### Study text
-*-

Correlation of MGMT activity with CNU resistance
An increase in hMGMT protein level might be expected to lead to a corresponding increase in hMGMT function. It is known that increased hMGMT activity can lead to resistance to alkylating agents. To confirm this in dexamethasone-treated HeLa S3 cells, we evaluated whether the elevated hMGMT protein level was correlated with resistance against such alkylating agents as BCNU in vivo. HeLa S3 cells were treated with dexamethasone (0.01, 0.05 or 0.1 M) for 16 h before treatment with differing concentrations of BCNU for 1 h in a serum-free medium. Cells were then grown in fresh medium for 9 - 12 days, and survival was tested by clonogenic assay. The dexamethasone treatment led to a significantly increased survival to challenge by BCNU. At 40 M, BCNU killed almost all of control HeLa S3 cells, but 10% of the dexamethasone treated cells showed resistance (Figure 3). This corresponds to a ~2 log increase in the number of clonogenic cells.

-*-

### Brief
Do these statements agree with the passage on MGMT activity and BCNU resistance? For each, answer yes or no and quote the deciding words from the passage.
1. The HeLa S3 cells received dexamethasone for 1 h before BCNU was added.
2. The HeLa S3 cells were exposed to BCNU in a serum-free medium.
3. Dexamethasone treatment lowered cell survival after the BCNU challenge.

[Stored data entries]
-*-

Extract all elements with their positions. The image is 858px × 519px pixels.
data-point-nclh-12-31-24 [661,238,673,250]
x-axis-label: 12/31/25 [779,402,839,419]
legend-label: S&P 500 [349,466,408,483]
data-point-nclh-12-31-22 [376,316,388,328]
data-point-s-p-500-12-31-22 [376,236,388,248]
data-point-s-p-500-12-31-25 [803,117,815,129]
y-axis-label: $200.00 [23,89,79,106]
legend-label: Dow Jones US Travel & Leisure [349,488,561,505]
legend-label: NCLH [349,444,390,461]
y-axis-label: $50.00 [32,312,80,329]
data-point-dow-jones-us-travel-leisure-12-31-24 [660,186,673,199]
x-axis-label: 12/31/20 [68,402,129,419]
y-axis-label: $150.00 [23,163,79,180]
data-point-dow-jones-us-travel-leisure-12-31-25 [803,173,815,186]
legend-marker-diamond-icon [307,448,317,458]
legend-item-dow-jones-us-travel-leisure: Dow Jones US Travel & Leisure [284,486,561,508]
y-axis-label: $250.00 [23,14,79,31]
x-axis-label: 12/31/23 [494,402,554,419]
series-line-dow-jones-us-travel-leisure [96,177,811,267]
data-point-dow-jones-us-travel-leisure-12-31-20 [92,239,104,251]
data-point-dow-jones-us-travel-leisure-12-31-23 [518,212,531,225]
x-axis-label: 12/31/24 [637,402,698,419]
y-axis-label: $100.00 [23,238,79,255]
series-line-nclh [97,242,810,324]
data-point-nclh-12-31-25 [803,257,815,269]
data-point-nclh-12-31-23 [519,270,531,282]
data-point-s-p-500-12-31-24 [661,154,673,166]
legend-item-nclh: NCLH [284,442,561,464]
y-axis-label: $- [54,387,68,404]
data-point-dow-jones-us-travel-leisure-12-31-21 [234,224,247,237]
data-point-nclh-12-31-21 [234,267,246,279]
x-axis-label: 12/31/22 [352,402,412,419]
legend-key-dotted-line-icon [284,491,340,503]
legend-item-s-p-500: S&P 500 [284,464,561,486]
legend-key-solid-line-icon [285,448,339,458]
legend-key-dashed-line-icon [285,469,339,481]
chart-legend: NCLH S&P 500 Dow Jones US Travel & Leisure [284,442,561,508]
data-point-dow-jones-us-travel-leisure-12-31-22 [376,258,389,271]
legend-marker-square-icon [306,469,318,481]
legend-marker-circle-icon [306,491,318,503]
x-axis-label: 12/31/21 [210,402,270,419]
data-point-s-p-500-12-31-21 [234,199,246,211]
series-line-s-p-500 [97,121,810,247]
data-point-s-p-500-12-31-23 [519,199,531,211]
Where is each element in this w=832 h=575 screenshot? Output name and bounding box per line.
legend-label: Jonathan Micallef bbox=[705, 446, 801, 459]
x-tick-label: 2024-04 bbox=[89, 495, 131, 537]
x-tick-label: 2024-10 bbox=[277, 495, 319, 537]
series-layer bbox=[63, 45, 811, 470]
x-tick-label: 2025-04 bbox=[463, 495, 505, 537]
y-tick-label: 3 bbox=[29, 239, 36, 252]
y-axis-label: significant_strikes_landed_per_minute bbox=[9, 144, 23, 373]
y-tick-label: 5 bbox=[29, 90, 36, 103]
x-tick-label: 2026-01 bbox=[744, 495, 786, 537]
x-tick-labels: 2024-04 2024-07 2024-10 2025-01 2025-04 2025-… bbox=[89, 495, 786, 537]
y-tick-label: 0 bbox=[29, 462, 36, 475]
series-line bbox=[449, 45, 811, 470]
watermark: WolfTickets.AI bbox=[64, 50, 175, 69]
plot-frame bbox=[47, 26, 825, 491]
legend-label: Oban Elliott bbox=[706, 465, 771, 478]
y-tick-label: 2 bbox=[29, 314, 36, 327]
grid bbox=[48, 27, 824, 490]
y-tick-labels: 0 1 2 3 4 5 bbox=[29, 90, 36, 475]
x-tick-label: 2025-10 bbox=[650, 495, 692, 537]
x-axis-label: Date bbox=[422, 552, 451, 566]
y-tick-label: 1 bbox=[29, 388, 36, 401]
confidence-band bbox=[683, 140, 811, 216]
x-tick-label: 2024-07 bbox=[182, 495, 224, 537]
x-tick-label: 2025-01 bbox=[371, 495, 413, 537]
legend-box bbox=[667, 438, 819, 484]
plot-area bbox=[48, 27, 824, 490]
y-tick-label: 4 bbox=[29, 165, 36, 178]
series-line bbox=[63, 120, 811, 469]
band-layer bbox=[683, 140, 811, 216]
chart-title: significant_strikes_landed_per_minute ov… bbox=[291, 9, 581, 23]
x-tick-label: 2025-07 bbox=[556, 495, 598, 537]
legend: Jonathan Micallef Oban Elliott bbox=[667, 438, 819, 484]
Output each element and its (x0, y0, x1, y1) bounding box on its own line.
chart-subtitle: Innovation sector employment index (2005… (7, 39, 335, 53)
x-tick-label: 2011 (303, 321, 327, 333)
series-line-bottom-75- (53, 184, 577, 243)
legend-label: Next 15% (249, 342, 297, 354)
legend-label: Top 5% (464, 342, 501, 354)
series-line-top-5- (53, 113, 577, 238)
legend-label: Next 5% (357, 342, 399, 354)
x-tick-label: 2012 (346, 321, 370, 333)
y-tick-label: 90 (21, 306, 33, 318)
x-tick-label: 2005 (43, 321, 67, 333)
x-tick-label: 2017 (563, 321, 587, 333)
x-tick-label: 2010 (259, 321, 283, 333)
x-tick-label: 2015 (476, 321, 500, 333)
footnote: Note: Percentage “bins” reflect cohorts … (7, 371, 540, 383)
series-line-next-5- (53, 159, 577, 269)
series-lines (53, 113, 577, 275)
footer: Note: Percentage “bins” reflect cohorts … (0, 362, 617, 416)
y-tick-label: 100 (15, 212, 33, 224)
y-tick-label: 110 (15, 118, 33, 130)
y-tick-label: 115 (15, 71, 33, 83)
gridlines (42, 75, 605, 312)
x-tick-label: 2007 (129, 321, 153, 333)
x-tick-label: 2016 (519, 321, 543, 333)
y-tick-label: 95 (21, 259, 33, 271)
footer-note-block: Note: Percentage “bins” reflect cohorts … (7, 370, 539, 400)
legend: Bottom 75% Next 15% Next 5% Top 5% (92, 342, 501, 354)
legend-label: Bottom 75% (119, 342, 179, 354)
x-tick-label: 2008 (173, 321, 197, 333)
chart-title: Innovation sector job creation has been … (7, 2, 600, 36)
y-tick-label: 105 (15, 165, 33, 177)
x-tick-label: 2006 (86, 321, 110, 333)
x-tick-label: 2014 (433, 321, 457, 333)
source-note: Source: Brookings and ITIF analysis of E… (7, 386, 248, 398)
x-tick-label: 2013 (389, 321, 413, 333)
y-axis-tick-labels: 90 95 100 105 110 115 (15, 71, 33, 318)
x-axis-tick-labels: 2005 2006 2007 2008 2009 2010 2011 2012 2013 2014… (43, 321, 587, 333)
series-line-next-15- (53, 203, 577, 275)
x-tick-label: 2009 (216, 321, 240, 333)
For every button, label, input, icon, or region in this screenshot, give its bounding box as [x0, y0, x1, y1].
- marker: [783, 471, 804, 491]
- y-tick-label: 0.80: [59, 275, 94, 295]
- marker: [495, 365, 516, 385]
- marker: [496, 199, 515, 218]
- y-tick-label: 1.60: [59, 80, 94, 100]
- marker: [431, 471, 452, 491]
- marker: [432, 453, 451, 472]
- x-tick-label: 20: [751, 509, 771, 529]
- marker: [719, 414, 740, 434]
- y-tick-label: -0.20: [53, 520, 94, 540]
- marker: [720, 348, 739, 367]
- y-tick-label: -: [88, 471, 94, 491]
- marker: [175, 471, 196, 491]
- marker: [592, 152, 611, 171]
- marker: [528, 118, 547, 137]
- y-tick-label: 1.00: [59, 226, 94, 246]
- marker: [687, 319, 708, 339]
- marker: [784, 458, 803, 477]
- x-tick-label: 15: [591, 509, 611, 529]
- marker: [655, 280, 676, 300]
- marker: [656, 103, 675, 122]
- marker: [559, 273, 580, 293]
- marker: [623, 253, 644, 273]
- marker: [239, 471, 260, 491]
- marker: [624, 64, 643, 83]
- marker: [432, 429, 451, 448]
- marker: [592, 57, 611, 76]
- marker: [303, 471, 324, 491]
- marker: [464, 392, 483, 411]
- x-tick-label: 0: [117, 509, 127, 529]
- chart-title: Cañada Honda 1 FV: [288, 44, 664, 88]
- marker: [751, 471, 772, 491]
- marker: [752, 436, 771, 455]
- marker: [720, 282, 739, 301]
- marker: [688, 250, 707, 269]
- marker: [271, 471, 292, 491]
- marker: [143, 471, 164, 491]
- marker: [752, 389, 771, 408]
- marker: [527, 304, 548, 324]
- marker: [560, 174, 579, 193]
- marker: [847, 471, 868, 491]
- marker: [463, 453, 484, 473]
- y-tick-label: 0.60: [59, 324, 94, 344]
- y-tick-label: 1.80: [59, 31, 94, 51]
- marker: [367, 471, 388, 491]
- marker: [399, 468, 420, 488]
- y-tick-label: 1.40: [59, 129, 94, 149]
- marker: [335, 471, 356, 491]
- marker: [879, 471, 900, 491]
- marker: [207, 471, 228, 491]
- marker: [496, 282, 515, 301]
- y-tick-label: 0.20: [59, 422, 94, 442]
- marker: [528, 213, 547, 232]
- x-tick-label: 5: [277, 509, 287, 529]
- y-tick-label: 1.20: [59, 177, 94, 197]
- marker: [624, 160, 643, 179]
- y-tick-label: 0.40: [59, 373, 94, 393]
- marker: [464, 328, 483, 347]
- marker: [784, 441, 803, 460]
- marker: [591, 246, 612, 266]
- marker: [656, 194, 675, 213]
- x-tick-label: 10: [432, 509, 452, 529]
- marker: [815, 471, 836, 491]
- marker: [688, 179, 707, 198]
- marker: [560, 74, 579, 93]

-*-

### Output below
1. No: "treated with dexamethasone (0.01, 0.05 or 0.1 M) for 16 h before treatment with differing concentrations of BCNU"
2. Yes: "treatment with differing concentrations of BCNU for 1 h in a serum-free medium"
3. No: "The dexamethasone treatment led to a significantly increased survival to challenge by BCNU."